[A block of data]
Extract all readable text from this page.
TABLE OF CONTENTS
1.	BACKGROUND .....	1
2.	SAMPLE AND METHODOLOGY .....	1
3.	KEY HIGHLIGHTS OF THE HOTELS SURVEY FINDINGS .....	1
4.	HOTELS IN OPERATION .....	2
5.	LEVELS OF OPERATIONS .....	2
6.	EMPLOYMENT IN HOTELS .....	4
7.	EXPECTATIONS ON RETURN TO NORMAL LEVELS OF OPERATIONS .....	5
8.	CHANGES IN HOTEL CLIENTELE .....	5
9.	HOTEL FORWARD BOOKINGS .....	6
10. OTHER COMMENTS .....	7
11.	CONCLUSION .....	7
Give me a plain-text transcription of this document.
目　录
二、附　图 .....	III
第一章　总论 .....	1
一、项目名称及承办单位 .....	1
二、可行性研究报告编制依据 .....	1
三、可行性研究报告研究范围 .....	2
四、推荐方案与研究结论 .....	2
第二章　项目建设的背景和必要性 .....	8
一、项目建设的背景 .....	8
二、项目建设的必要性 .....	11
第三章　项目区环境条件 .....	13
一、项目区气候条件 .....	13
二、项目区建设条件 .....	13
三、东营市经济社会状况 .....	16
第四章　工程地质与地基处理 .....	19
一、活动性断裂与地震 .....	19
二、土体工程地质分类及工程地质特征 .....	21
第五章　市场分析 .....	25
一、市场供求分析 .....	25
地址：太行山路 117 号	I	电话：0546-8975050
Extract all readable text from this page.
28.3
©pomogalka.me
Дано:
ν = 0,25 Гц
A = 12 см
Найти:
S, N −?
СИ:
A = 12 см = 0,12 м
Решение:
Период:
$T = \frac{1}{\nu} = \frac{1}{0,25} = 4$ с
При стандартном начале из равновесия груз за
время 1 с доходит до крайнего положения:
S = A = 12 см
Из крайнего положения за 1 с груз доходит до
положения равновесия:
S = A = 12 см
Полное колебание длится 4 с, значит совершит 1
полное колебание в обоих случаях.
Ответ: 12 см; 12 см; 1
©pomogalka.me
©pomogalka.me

* Task prompt
Output the full listing without altering anything.

* Task response
Extract all readable text from this page.
TABLE OF CONTENTS
1.	BACKGROUND .....	1
2.	SAMPLE AND METHODOLOGY .....	1
3.	KEY HIGHLIGHTS OF THE HOTELS SURVEY FINDINGS .....	1
4.	HOTELS IN OPERATION .....	2
5.	LEVELS OF OPERATIONS .....	2
6.	EMPLOYMENT IN HOTELS .....	4
7.	EXPECTATIONS ON RETURN TO NORMAL LEVELS OF OPERATIONS .....	5
8.	CHANGES IN HOTEL CLIENTELE .....	5
9.	HOTEL FORWARD BOOKINGS .....	6
10. OTHER COMMENTS .....	7
11.	CONCLUSION .....	7
Give me a plain-text transcription of this document.
目　录
二、附　图 .....	III
第一章　总论 .....	1
一、项目名称及承办单位 .....	1
二、可行性研究报告编制依据 .....	1
三、可行性研究报告研究范围 .....	2
四、推荐方案与研究结论 .....	2
第二章　项目建设的背景和必要性 .....	8
一、项目建设的背景 .....	8
二、项目建设的必要性 .....	11
第三章　项目区环境条件 .....	13
一、项目区气候条件 .....	13
二、项目区建设条件 .....	13
三、东营市经济社会状况 .....	16
第四章　工程地质与地基处理 .....	19
一、活动性断裂与地震 .....	19
二、土体工程地质分类及工程地质特征 .....	21
第五章　市场分析 .....	25
一、市场供求分析 .....	25
地址：太行山路 117 号	I	电话：0546-8975050
Extract all readable text from this page.
28.3
©pomogalka.me
Дано:
ν = 0,25 Гц
A = 12 см
Найти:
S, N −?
СИ:
A = 12 см = 0,12 м
Решение:
Период:
$T = \frac{1}{\nu} = \frac{1}{0,25} = 4$ с
При стандартном начале из равновесия груз за
время 1 с доходит до крайнего положения:
S = A = 12 см
Из крайнего положения за 1 с груз доходит до
положения равновесия:
S = A = 12 см
Полное колебание длится 4 с, значит совершит 1
полное колебание в обоих случаях.
Ответ: 12 см; 12 см; 1
©pomogalka.me
©pomogalka.me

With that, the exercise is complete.